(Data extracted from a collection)
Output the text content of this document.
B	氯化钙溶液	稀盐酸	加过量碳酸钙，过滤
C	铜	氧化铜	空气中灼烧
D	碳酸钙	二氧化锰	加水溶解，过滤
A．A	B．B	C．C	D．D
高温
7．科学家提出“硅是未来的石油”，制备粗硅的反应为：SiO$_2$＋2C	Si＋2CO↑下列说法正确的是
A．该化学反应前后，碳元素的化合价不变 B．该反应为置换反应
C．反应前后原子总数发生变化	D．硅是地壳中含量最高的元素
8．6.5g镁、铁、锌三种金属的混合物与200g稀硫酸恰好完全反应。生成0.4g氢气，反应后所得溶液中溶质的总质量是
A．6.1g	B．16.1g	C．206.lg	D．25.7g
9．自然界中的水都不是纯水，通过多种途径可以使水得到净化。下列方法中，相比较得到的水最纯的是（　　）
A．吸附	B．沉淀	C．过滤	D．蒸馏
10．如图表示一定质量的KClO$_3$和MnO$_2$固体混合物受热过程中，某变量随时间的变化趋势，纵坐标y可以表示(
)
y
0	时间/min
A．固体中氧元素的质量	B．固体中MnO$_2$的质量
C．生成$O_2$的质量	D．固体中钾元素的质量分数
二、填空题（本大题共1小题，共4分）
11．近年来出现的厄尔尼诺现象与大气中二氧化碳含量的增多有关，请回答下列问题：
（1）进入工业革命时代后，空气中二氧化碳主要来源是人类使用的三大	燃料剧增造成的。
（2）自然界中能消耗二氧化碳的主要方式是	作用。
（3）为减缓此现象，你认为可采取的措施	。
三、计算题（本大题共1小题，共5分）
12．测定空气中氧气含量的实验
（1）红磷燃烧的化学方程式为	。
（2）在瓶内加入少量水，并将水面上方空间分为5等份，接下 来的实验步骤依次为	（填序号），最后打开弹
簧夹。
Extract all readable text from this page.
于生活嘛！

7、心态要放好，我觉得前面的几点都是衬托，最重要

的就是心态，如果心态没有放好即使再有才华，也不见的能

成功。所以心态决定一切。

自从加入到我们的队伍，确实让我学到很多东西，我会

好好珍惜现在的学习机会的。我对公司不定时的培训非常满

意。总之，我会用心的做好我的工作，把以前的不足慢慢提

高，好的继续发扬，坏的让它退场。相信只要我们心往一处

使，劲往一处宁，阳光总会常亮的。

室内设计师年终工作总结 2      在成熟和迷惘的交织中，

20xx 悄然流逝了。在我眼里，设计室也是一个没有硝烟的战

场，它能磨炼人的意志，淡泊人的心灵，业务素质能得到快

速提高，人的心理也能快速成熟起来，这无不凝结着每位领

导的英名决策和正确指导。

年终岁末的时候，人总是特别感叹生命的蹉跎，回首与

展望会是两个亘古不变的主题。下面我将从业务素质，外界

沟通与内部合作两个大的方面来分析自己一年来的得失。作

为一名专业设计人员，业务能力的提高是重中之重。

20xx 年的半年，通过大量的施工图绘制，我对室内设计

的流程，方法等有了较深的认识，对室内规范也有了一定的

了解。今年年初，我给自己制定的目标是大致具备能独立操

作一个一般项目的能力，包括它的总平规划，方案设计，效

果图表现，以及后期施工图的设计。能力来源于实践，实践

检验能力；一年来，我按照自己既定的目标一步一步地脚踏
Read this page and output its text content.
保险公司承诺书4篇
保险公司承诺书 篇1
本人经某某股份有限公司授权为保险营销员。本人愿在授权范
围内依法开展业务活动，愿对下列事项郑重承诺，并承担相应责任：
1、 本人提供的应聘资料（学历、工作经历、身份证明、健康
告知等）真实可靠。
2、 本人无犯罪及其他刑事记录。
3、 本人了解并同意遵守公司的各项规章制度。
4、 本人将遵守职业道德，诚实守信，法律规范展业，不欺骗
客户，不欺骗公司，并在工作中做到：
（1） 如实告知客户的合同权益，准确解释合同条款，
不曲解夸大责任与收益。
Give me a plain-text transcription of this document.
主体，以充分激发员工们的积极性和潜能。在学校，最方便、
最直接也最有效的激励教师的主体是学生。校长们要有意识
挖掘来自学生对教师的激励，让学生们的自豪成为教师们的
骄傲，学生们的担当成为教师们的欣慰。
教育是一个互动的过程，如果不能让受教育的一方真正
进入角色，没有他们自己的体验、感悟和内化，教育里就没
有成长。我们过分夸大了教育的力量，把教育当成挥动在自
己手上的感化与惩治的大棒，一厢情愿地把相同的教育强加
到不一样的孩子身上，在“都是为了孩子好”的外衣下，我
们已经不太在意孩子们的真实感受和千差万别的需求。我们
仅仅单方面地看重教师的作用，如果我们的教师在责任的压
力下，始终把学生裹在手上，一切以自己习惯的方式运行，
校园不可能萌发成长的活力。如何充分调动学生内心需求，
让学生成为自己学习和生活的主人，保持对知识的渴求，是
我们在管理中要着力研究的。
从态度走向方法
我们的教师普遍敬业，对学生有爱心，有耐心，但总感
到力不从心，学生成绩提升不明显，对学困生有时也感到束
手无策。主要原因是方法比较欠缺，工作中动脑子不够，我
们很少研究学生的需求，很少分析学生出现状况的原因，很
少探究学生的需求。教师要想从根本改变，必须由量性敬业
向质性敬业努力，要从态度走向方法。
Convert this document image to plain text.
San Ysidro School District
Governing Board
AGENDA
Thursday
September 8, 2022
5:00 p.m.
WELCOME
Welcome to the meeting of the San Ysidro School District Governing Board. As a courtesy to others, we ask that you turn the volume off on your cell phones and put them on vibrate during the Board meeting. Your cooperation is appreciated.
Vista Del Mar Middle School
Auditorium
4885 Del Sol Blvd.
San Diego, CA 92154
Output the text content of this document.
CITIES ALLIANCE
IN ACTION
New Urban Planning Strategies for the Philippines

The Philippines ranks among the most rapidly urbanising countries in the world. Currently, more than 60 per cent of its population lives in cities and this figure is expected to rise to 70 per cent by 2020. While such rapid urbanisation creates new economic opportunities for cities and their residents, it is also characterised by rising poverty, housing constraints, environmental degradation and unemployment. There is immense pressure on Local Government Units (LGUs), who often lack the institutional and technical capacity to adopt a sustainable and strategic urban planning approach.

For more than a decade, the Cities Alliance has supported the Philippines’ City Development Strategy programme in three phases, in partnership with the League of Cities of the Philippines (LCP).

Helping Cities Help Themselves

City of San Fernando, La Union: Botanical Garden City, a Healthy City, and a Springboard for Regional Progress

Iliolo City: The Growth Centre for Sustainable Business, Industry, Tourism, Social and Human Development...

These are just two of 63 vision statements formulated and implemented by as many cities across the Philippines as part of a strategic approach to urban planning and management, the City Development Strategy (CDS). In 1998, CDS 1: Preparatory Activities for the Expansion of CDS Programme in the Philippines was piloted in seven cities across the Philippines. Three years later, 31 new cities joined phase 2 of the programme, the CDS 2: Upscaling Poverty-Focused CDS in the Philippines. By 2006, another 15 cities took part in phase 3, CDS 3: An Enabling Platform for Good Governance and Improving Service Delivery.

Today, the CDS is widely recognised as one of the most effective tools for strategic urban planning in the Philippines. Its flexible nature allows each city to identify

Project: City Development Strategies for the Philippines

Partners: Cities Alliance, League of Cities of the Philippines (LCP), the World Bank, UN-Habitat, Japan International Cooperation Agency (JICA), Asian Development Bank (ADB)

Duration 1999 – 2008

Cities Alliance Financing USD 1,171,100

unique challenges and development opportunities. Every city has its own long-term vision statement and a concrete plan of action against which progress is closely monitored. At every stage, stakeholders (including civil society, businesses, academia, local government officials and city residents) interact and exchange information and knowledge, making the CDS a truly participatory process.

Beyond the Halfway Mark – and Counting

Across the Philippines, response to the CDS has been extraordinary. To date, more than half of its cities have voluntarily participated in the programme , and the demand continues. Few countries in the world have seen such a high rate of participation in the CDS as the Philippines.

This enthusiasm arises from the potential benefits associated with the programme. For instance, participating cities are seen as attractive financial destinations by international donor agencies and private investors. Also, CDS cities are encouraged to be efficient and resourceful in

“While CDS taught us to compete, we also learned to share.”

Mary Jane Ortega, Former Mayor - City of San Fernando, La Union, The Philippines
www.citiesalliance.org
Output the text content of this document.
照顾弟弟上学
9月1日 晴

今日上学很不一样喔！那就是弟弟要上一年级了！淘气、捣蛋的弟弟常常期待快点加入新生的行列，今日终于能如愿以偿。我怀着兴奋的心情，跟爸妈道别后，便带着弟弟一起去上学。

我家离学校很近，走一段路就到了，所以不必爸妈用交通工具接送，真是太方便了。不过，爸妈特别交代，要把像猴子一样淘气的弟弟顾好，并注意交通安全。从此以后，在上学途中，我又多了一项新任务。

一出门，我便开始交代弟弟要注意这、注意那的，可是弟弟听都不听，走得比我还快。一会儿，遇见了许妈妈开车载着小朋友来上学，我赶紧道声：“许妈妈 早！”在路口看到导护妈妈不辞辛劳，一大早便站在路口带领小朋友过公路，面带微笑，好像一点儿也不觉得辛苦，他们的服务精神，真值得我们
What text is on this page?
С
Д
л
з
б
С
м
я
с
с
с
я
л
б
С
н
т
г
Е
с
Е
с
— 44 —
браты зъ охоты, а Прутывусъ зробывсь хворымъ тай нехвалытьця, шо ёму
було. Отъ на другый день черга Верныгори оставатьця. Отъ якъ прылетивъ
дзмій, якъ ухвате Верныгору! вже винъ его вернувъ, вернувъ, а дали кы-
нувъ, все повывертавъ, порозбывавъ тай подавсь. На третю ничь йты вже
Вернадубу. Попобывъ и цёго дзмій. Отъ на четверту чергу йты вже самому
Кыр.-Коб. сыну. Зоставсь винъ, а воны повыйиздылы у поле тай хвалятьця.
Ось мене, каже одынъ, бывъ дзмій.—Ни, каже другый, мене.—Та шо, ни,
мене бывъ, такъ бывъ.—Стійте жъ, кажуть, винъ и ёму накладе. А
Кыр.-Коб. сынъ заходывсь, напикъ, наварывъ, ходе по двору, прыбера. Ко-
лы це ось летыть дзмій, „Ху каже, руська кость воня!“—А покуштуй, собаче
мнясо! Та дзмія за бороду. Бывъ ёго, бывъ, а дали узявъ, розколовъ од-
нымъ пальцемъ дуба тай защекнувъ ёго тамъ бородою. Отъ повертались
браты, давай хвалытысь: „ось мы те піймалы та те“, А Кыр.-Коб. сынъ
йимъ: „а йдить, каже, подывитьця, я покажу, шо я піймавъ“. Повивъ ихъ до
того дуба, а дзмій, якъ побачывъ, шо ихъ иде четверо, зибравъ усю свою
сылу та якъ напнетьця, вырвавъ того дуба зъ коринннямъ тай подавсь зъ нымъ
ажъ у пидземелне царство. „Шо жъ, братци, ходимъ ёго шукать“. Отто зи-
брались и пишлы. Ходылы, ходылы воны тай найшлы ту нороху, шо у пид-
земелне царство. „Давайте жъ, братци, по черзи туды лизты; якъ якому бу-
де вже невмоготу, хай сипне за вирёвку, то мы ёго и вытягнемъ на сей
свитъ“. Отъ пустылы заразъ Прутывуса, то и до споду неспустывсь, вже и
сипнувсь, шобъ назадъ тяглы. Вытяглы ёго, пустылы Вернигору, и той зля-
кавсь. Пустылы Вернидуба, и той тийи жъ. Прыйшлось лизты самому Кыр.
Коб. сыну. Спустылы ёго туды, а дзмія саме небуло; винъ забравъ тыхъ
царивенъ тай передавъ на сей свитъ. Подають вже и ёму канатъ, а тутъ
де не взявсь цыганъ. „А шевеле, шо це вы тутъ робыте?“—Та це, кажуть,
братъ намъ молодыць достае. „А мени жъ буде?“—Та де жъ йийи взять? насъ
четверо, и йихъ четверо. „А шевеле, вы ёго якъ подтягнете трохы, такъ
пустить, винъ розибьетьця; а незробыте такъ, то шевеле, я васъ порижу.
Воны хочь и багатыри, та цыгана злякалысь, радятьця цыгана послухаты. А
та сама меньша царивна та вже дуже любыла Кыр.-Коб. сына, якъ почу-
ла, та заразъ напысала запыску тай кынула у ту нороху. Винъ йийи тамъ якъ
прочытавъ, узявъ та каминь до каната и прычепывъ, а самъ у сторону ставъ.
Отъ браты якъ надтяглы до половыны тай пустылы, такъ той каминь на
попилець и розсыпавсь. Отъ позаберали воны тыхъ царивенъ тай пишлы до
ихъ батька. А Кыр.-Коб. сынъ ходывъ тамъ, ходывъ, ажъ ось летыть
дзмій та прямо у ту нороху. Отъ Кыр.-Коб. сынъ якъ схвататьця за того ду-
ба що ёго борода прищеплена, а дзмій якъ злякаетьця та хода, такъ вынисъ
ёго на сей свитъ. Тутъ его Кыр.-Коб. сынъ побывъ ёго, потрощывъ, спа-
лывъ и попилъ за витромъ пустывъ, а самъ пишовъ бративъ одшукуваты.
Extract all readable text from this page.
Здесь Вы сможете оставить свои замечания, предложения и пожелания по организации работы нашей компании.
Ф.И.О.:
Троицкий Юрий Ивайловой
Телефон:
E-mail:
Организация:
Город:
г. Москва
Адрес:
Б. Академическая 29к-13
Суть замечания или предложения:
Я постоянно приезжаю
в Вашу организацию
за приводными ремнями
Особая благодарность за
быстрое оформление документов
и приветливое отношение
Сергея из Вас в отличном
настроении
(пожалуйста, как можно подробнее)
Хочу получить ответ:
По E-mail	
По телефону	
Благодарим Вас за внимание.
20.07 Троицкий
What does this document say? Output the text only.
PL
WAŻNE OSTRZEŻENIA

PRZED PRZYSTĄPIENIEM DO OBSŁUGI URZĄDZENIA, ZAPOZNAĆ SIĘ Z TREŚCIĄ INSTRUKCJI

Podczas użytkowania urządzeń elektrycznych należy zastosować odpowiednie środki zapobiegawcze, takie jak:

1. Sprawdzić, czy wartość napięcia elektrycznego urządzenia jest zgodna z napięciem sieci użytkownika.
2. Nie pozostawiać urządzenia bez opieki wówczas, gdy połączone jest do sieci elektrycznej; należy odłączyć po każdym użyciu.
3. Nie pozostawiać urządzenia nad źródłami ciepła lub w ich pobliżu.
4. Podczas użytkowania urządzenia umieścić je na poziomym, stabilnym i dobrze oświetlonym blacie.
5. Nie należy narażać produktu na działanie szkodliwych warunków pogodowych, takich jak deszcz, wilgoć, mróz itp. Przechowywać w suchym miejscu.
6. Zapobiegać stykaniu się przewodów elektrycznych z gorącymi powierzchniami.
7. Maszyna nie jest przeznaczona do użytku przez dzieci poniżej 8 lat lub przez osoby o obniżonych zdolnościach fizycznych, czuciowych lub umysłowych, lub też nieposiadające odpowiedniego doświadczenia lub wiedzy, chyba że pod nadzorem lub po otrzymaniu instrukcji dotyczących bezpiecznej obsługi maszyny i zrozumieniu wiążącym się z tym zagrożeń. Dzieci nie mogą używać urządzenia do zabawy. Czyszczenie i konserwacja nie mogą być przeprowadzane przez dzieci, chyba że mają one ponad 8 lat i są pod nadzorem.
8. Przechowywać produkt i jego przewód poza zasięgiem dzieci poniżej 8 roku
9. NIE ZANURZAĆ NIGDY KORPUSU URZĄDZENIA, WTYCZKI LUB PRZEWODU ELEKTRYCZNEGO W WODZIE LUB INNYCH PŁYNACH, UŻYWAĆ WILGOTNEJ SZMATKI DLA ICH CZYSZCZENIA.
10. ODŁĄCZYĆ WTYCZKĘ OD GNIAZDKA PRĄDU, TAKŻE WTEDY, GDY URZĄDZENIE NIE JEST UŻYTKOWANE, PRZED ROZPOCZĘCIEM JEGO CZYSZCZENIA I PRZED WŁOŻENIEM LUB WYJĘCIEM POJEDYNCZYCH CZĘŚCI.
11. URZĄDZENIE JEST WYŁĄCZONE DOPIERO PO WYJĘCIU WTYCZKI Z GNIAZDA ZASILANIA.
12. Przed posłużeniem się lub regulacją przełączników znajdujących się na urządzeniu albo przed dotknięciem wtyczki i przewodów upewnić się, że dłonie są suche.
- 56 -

• **AIM OF THE TASK**: Report each line of the material above where the word "Union" appears.

• **EXERCISE ANSWER**:
City of San Fernando, La Union: Botanical Garden City, a Healthy City, and a Springboard for Regional Progress
Mary Jane Ortega, Former Mayor - City of San Fernando, La Union, The Philippines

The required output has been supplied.